→ EXERCISE
Set all the material down again unchanged, without the pictures.

→ INPUT MATERIAL
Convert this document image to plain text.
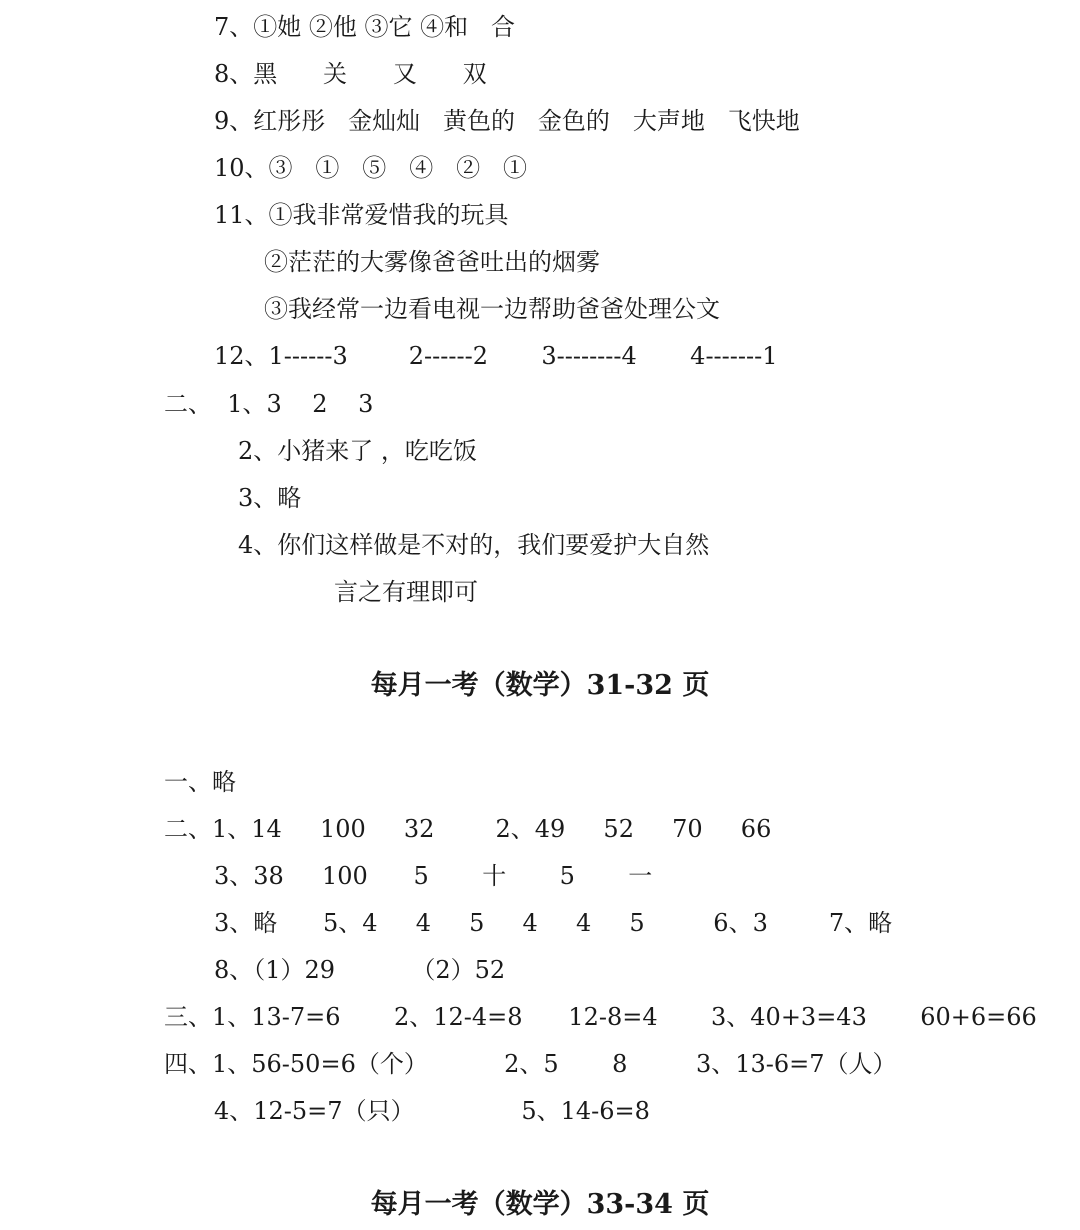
7、①她 ②他 ③它 ④和   合
8、黑      关      又      双
9、红彤彤   金灿灿   黄色的   金色的   大声地   飞快地
10、③   ①   ⑤   ④   ②   ①
11、①我非常爱惜我的玩具
②茫茫的大雾像爸爸吐出的烟雾
③我经常一边看电视一边帮助爸爸处理公文
12、1------3        2------2       3--------4       4-------1
二、  1、3    2    3
2、小猪来了 ，吃吃饭
3、略
4、你们这样做是不对的，我们要爱护大自然
言之有理即可
每月一考（数学）31-32 页
一、略
二、1、14     100     32        2、49     52     70     66
3、38     100      5       十       5       一
3、略      5、4     4     5     4     4     5         6、3        7、略
8、（1）29          （2）52
三、1、13-7=6       2、12-4=8      12-8=4       3、40+3=43       60+6=66
四、1、56-50=6（个）          2、5       8         3、13-6=7（人）
4、12-5=7（只）              5、14-6=8
每月一考（数学）33-34 页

→ WORKED SOLUTION
Convert this document image to plain text.
7、①她 ②他 ③它 ④和   合
8、黑      关      又      双
9、红彤彤   金灿灿   黄色的   金色的   大声地   飞快地
10、③   ①   ⑤   ④   ②   ①
11、①我非常爱惜我的玩具
②茫茫的大雾像爸爸吐出的烟雾
③我经常一边看电视一边帮助爸爸处理公文
12、1------3        2------2       3--------4       4-------1
二、  1、3    2    3
2、小猪来了 ，吃吃饭
3、略
4、你们这样做是不对的，我们要爱护大自然
言之有理即可
每月一考（数学）31-32 页
一、略
二、1、14     100     32        2、49     52     70     66
3、38     100      5       十       5       一
3、略      5、4     4     5     4     4     5         6、3        7、略
8、（1）29          （2）52
三、1、13-7=6       2、12-4=8      12-8=4       3、40+3=43       60+6=66
四、1、56-50=6（个）          2、5       8         3、13-6=7（人）
4、12-5=7（只）              5、14-6=8
每月一考（数学）33-34 页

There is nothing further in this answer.